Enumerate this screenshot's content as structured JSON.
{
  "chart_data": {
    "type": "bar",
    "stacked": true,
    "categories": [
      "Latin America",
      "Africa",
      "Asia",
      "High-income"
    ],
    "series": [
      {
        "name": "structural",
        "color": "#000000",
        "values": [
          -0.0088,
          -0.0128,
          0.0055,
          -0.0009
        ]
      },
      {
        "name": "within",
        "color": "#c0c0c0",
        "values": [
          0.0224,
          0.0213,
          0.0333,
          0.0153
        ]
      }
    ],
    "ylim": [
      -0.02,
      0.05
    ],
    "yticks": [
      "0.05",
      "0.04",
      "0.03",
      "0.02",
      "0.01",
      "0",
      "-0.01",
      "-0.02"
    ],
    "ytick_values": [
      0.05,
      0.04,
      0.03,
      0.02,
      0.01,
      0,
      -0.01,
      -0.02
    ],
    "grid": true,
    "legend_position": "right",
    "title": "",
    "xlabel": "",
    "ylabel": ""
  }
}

## DIRECTION
Print the whole listing exactly as it is.

## EXERCISE RESULT
Enumerate this screenshot's content as structured JSON.
{
  "chart_data": {
    "type": "bar",
    "stacked": true,
    "categories": [
      "Latin America",
      "Africa",
      "Asia",
      "High-income"
    ],
    "series": [
      {
        "name": "structural",
        "color": "#000000",
        "values": [
          -0.0088,
          -0.0128,
          0.0055,
          -0.0009
        ]
      },
      {
        "name": "within",
        "color": "#c0c0c0",
        "values": [
          0.0224,
          0.0213,
          0.0333,
          0.0153
        ]
      }
    ],
    "ylim": [
      -0.02,
      0.05
    ],
    "yticks": [
      "0.05",
      "0.04",
      "0.03",
      "0.02",
      "0.01",
      "0",
      "-0.01",
      "-0.02"
    ],
    "ytick_values": [
      0.05,
      0.04,
      0.03,
      0.02,
      0.01,
      0,
      -0.01,
      -0.02
    ],
    "grid": true,
    "legend_position": "right",
    "title": "",
    "xlabel": "",
    "ylabel": ""
  }
}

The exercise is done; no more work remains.